# START OF Supplied records

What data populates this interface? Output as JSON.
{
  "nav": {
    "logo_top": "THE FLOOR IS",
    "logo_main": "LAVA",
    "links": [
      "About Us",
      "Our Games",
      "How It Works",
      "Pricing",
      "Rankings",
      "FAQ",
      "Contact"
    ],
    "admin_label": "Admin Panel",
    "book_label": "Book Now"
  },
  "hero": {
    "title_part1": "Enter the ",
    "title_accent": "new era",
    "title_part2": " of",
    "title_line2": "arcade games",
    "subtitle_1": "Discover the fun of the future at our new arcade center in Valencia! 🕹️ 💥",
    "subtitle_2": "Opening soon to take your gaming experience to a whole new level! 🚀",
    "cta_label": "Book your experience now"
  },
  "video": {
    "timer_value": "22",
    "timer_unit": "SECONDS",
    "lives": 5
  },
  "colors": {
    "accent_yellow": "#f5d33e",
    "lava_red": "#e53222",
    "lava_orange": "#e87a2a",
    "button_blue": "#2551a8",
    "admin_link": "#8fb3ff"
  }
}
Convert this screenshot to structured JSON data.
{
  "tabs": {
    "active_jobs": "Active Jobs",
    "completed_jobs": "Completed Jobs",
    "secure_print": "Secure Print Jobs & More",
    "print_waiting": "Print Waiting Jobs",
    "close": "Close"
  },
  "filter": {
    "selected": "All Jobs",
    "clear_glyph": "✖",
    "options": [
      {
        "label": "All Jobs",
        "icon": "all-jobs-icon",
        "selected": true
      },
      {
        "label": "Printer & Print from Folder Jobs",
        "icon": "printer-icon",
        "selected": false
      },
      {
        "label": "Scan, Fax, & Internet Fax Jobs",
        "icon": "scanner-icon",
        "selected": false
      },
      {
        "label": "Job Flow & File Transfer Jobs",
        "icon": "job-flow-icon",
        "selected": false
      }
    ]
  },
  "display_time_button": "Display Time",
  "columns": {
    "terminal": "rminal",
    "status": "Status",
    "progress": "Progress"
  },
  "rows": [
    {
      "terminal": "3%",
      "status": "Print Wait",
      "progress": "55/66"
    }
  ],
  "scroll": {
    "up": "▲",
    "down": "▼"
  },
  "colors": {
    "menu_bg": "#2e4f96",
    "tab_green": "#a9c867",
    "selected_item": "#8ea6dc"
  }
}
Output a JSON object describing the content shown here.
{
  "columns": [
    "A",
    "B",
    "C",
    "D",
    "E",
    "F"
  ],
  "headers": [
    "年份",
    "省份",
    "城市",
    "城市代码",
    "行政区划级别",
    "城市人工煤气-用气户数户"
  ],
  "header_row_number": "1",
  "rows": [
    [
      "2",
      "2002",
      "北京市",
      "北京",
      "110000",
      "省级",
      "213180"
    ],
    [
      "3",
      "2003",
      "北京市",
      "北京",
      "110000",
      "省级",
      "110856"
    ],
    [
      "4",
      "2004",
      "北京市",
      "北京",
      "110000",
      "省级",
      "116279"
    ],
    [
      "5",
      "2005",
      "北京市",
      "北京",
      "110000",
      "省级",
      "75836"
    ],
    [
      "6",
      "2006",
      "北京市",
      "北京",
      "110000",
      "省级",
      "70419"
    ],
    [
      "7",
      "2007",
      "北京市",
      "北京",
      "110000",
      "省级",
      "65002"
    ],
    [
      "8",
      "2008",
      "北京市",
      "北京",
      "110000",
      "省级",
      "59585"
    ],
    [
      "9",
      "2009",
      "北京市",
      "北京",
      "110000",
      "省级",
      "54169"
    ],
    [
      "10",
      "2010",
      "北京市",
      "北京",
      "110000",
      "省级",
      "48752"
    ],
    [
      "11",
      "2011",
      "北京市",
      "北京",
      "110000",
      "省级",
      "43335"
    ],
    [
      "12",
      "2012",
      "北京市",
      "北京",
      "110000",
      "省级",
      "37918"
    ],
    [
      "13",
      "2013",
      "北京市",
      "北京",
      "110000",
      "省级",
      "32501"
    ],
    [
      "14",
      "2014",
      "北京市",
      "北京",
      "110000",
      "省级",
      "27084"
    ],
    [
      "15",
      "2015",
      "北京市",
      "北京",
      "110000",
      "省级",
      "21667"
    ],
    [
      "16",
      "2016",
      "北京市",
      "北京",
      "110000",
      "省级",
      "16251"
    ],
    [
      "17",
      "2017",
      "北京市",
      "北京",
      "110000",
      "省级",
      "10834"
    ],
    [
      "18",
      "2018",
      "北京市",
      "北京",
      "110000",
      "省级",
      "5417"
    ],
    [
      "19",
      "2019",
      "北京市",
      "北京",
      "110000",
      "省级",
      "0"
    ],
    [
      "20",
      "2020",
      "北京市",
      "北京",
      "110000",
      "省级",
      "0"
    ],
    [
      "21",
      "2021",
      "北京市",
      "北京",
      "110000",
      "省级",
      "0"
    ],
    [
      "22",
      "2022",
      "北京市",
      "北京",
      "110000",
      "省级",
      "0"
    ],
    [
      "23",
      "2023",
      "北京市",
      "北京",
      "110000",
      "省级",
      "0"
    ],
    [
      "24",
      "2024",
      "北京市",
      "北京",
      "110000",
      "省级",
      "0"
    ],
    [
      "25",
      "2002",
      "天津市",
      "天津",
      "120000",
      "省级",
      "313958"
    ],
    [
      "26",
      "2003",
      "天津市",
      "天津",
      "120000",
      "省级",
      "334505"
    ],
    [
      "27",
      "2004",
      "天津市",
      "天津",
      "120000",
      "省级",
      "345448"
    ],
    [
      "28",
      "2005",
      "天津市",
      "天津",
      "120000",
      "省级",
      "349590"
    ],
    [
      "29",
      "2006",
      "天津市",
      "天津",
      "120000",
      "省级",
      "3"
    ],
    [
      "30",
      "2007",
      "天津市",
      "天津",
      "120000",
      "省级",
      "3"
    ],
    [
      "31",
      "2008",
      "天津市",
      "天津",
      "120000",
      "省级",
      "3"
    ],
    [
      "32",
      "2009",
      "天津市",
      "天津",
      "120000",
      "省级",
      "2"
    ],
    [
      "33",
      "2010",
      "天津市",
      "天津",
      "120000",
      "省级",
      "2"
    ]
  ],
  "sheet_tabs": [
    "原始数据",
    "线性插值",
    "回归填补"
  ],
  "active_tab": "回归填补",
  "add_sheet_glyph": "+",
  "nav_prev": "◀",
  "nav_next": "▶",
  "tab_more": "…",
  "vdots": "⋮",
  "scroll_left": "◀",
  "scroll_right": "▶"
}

# END OF Supplied records

Exercise → Return every record, word for word.

Answer below →
What data populates this interface? Output as JSON.
{
  "nav": {
    "logo_top": "THE FLOOR IS",
    "logo_main": "LAVA",
    "links": [
      "About Us",
      "Our Games",
      "How It Works",
      "Pricing",
      "Rankings",
      "FAQ",
      "Contact"
    ],
    "admin_label": "Admin Panel",
    "book_label": "Book Now"
  },
  "hero": {
    "title_part1": "Enter the ",
    "title_accent": "new era",
    "title_part2": " of",
    "title_line2": "arcade games",
    "subtitle_1": "Discover the fun of the future at our new arcade center in Valencia! 🕹️ 💥",
    "subtitle_2": "Opening soon to take your gaming experience to a whole new level! 🚀",
    "cta_label": "Book your experience now"
  },
  "video": {
    "timer_value": "22",
    "timer_unit": "SECONDS",
    "lives": 5
  },
  "colors": {
    "accent_yellow": "#f5d33e",
    "lava_red": "#e53222",
    "lava_orange": "#e87a2a",
    "button_blue": "#2551a8",
    "admin_link": "#8fb3ff"
  }
}
Convert this screenshot to structured JSON data.
{
  "tabs": {
    "active_jobs": "Active Jobs",
    "completed_jobs": "Completed Jobs",
    "secure_print": "Secure Print Jobs & More",
    "print_waiting": "Print Waiting Jobs",
    "close": "Close"
  },
  "filter": {
    "selected": "All Jobs",
    "clear_glyph": "✖",
    "options": [
      {
        "label": "All Jobs",
        "icon": "all-jobs-icon",
        "selected": true
      },
      {
        "label": "Printer & Print from Folder Jobs",
        "icon": "printer-icon",
        "selected": false
      },
      {
        "label": "Scan, Fax, & Internet Fax Jobs",
        "icon": "scanner-icon",
        "selected": false
      },
      {
        "label": "Job Flow & File Transfer Jobs",
        "icon": "job-flow-icon",
        "selected": false
      }
    ]
  },
  "display_time_button": "Display Time",
  "columns": {
    "terminal": "rminal",
    "status": "Status",
    "progress": "Progress"
  },
  "rows": [
    {
      "terminal": "3%",
      "status": "Print Wait",
      "progress": "55/66"
    }
  ],
  "scroll": {
    "up": "▲",
    "down": "▼"
  },
  "colors": {
    "menu_bg": "#2e4f96",
    "tab_green": "#a9c867",
    "selected_item": "#8ea6dc"
  }
}
Output a JSON object describing the content shown here.
{
  "columns": [
    "A",
    "B",
    "C",
    "D",
    "E",
    "F"
  ],
  "headers": [
    "年份",
    "省份",
    "城市",
    "城市代码",
    "行政区划级别",
    "城市人工煤气-用气户数户"
  ],
  "header_row_number": "1",
  "rows": [
    [
      "2",
      "2002",
      "北京市",
      "北京",
      "110000",
      "省级",
      "213180"
    ],
    [
      "3",
      "2003",
      "北京市",
      "北京",
      "110000",
      "省级",
      "110856"
    ],
    [
      "4",
      "2004",
      "北京市",
      "北京",
      "110000",
      "省级",
      "116279"
    ],
    [
      "5",
      "2005",
      "北京市",
      "北京",
      "110000",
      "省级",
      "75836"
    ],
    [
      "6",
      "2006",
      "北京市",
      "北京",
      "110000",
      "省级",
      "70419"
    ],
    [
      "7",
      "2007",
      "北京市",
      "北京",
      "110000",
      "省级",
      "65002"
    ],
    [
      "8",
      "2008",
      "北京市",
      "北京",
      "110000",
      "省级",
      "59585"
    ],
    [
      "9",
      "2009",
      "北京市",
      "北京",
      "110000",
      "省级",
      "54169"
    ],
    [
      "10",
      "2010",
      "北京市",
      "北京",
      "110000",
      "省级",
      "48752"
    ],
    [
      "11",
      "2011",
      "北京市",
      "北京",
      "110000",
      "省级",
      "43335"
    ],
    [
      "12",
      "2012",
      "北京市",
      "北京",
      "110000",
      "省级",
      "37918"
    ],
    [
      "13",
      "2013",
      "北京市",
      "北京",
      "110000",
      "省级",
      "32501"
    ],
    [
      "14",
      "2014",
      "北京市",
      "北京",
      "110000",
      "省级",
      "27084"
    ],
    [
      "15",
      "2015",
      "北京市",
      "北京",
      "110000",
      "省级",
      "21667"
    ],
    [
      "16",
      "2016",
      "北京市",
      "北京",
      "110000",
      "省级",
      "16251"
    ],
    [
      "17",
      "2017",
      "北京市",
      "北京",
      "110000",
      "省级",
      "10834"
    ],
    [
      "18",
      "2018",
      "北京市",
      "北京",
      "110000",
      "省级",
      "5417"
    ],
    [
      "19",
      "2019",
      "北京市",
      "北京",
      "110000",
      "省级",
      "0"
    ],
    [
      "20",
      "2020",
      "北京市",
      "北京",
      "110000",
      "省级",
      "0"
    ],
    [
      "21",
      "2021",
      "北京市",
      "北京",
      "110000",
      "省级",
      "0"
    ],
    [
      "22",
      "2022",
      "北京市",
      "北京",
      "110000",
      "省级",
      "0"
    ],
    [
      "23",
      "2023",
      "北京市",
      "北京",
      "110000",
      "省级",
      "0"
    ],
    [
      "24",
      "2024",
      "北京市",
      "北京",
      "110000",
      "省级",
      "0"
    ],
    [
      "25",
      "2002",
      "天津市",
      "天津",
      "120000",
      "省级",
      "313958"
    ],
    [
      "26",
      "2003",
      "天津市",
      "天津",
      "120000",
      "省级",
      "334505"
    ],
    [
      "27",
      "2004",
      "天津市",
      "天津",
      "120000",
      "省级",
      "345448"
    ],
    [
      "28",
      "2005",
      "天津市",
      "天津",
      "120000",
      "省级",
      "349590"
    ],
    [
      "29",
      "2006",
      "天津市",
      "天津",
      "120000",
      "省级",
      "3"
    ],
    [
      "30",
      "2007",
      "天津市",
      "天津",
      "120000",
      "省级",
      "3"
    ],
    [
      "31",
      "2008",
      "天津市",
      "天津",
      "120000",
      "省级",
      "3"
    ],
    [
      "32",
      "2009",
      "天津市",
      "天津",
      "120000",
      "省级",
      "2"
    ],
    [
      "33",
      "2010",
      "天津市",
      "天津",
      "120000",
      "省级",
      "2"
    ]
  ],
  "sheet_tabs": [
    "原始数据",
    "线性插值",
    "回归填补"
  ],
  "active_tab": "回归填补",
  "add_sheet_glyph": "+",
  "nav_prev": "◀",
  "nav_next": "▶",
  "tab_more": "…",
  "vdots": "⋮",
  "scroll_left": "◀",
  "scroll_right": "▶"
}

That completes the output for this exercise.